Records from a collection
* start *

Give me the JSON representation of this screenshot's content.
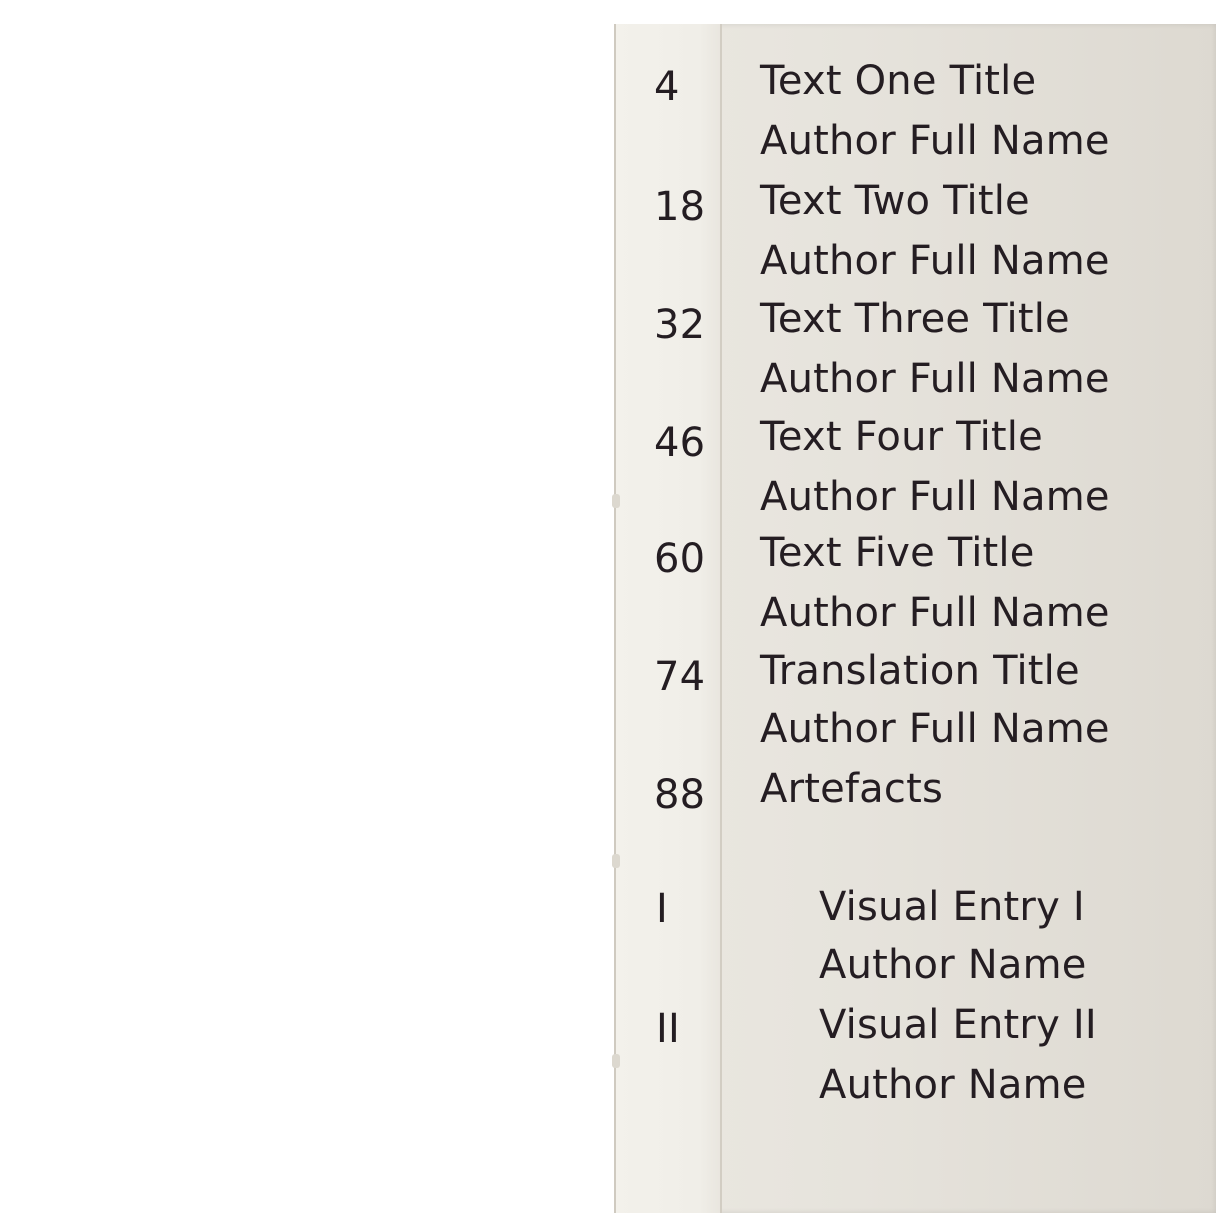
{
  "contents": {
    "entries": [
      {
        "page": "4",
        "title": "Text One Title",
        "author": "Author Full Name"
      },
      {
        "page": "18",
        "title": "Text Two Title",
        "author": "Author Full Name"
      },
      {
        "page": "32",
        "title": "Text Three Title",
        "author": "Author Full Name"
      },
      {
        "page": "46",
        "title": "Text Four Title",
        "author": "Author Full Name"
      },
      {
        "page": "60",
        "title": "Text Five Title",
        "author": "Author Full Name"
      },
      {
        "page": "74",
        "title": "Translation Title",
        "author": "Author Full Name"
      },
      {
        "page": "88",
        "title": "Artefacts"
      }
    ],
    "visual_entries": [
      {
        "page": "I",
        "title": "Visual Entry I",
        "author": "Author Name"
      },
      {
        "page": "II",
        "title": "Visual Entry II",
        "author": "Author Name"
      }
    ]
  },
  "colors": {
    "paper": "#e8e5de",
    "flap": "#f1efe9",
    "ink": "#241d22",
    "background": "#ffffff"
  }
}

* end *

**Task prompt**. Take every line that includes the string "title" and copy it.

**The answer**.
        "title": "Text One Title",
        "title": "Text Two Title",
        "title": "Text Three Title",
        "title": "Text Four Title",
        "title": "Text Five Title",
        "title": "Translation Title",
        "title": "Artefacts"
        "title": "Visual Entry I",
        "title": "Visual Entry II",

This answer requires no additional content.